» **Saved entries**
** begin **

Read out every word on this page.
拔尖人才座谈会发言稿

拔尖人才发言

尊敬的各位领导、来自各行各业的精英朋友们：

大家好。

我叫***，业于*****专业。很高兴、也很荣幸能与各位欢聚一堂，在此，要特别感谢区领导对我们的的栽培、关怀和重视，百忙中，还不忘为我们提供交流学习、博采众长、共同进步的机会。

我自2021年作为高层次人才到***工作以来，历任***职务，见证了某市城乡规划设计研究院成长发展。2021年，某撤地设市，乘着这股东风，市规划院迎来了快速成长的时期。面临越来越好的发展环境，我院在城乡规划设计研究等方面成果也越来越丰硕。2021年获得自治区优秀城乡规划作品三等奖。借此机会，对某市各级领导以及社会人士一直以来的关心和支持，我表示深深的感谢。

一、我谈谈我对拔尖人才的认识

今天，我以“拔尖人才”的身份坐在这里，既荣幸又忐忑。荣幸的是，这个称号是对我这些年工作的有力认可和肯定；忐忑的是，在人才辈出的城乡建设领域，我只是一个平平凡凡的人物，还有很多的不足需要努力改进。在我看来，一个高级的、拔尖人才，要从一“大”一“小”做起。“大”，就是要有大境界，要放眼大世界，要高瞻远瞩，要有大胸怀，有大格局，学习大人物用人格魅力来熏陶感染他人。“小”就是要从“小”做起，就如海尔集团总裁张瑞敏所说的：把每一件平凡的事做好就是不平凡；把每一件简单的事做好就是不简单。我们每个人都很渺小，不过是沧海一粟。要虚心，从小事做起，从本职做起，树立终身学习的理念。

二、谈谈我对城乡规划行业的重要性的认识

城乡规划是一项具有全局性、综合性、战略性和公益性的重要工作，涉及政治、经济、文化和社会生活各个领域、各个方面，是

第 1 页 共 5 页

** end **
** begin **

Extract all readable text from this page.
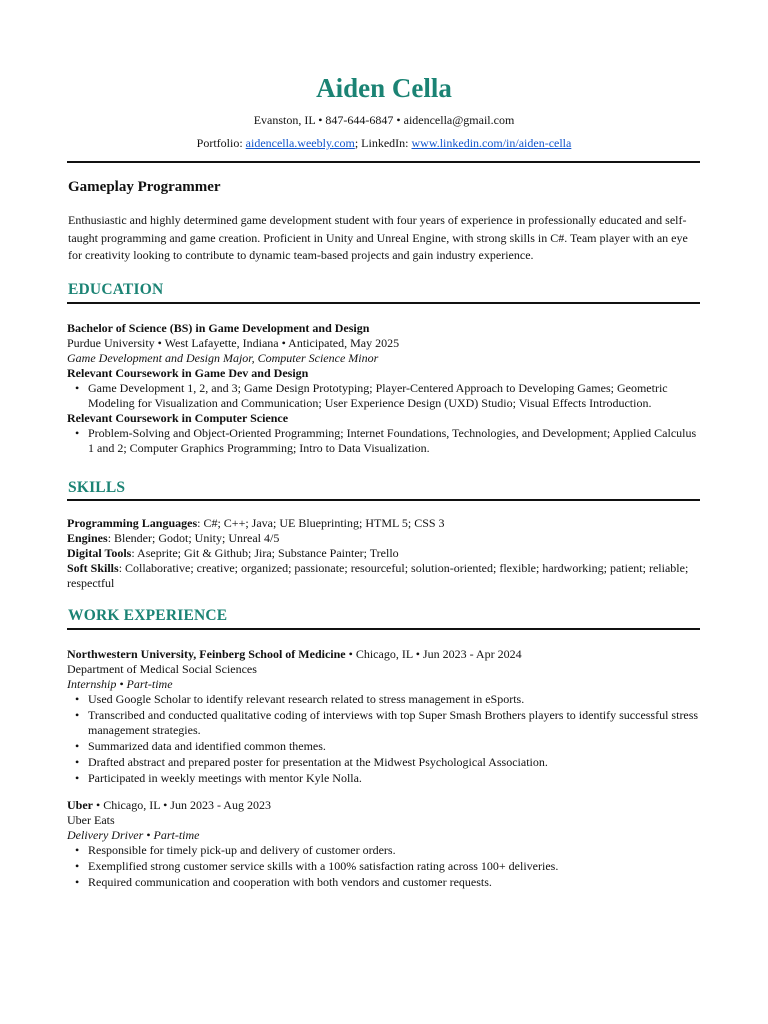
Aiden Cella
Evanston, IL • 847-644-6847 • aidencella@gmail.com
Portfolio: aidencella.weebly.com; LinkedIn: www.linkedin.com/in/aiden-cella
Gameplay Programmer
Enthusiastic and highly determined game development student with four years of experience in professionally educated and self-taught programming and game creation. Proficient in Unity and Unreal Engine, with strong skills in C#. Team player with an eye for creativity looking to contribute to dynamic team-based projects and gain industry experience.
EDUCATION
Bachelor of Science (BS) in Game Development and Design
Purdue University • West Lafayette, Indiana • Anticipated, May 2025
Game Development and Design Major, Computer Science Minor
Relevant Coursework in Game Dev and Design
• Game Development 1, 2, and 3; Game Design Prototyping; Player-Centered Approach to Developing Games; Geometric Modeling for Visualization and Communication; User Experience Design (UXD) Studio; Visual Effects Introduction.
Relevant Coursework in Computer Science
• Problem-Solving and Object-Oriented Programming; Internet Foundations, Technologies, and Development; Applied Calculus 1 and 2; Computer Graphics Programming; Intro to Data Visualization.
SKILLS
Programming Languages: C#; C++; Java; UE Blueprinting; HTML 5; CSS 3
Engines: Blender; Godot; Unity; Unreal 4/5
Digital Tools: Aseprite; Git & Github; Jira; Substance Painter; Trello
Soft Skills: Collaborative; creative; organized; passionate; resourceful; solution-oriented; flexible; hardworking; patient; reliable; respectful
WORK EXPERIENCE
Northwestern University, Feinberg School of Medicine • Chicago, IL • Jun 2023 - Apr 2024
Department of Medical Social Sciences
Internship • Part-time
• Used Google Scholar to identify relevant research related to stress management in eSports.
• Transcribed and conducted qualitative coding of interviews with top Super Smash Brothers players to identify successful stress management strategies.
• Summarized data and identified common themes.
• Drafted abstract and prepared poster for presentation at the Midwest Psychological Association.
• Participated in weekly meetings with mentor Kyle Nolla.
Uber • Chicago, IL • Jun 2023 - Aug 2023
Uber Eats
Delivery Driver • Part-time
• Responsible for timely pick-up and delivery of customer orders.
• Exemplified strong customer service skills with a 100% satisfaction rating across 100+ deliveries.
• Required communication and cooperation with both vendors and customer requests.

** end **
** begin **

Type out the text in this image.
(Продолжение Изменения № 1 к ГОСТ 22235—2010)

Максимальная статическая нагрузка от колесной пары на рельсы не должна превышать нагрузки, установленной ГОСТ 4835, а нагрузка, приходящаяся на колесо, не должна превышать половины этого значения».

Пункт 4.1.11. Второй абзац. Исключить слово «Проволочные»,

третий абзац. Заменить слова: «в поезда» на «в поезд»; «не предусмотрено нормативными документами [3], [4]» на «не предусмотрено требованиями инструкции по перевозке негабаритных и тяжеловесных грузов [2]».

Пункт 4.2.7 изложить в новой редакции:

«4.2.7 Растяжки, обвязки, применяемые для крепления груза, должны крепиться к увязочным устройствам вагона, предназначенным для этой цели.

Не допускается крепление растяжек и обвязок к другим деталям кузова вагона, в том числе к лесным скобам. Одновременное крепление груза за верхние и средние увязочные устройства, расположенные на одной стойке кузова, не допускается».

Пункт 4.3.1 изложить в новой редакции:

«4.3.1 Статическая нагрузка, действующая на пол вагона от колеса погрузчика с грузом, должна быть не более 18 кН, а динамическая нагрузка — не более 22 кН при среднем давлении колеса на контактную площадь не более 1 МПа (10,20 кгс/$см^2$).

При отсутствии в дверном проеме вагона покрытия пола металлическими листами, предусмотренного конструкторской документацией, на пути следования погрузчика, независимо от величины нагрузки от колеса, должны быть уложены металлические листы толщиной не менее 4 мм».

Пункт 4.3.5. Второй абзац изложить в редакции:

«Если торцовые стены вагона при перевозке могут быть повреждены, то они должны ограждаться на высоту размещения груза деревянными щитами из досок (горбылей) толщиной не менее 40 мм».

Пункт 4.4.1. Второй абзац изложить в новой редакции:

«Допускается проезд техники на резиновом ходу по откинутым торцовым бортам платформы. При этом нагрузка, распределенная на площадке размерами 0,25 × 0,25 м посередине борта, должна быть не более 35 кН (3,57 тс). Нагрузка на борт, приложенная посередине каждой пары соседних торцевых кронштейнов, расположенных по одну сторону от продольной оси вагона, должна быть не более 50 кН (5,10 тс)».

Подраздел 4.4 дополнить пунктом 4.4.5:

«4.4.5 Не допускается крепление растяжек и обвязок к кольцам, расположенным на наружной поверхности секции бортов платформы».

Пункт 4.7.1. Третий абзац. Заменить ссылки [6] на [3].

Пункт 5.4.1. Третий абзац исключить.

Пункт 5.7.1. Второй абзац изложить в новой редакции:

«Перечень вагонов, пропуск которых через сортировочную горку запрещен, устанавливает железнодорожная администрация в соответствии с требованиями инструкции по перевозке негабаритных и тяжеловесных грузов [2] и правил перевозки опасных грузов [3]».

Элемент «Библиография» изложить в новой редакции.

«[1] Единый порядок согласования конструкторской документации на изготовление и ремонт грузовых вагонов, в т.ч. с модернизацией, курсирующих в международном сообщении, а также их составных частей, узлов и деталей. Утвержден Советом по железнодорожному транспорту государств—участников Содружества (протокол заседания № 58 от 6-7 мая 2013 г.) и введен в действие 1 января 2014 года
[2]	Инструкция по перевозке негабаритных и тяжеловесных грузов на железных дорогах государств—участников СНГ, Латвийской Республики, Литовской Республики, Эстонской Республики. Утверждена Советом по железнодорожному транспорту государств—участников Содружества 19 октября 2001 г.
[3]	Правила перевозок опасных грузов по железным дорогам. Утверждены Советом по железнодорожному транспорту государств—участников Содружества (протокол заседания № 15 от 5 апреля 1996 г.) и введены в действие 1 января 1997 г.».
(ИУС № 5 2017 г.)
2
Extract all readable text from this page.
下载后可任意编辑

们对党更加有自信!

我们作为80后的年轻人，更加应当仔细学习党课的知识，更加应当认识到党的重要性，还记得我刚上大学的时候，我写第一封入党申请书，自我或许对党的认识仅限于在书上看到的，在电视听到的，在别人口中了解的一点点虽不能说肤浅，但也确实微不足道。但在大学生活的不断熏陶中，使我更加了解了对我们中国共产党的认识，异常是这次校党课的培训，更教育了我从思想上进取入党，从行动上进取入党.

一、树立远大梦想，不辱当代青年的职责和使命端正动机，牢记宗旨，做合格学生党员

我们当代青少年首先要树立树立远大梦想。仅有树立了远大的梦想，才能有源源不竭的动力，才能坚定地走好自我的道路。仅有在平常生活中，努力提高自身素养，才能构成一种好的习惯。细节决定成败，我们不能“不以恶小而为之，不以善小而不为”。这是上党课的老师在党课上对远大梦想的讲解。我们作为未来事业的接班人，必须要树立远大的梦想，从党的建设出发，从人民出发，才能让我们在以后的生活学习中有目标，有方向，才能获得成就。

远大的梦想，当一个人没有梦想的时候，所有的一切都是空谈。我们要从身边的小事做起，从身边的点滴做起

** end **

In the records above, locate the lines holding the word "новой". Copy each of them.

» **SOLVED PROBLEM**
Пункт 4.2.7 изложить в новой редакции:
Пункт 4.3.1 изложить в новой редакции:
Пункт 4.4.1. Второй абзац изложить в новой редакции:
Пункт 5.7.1. Второй абзац изложить в новой редакции:
Элемент «Библиография» изложить в новой редакции.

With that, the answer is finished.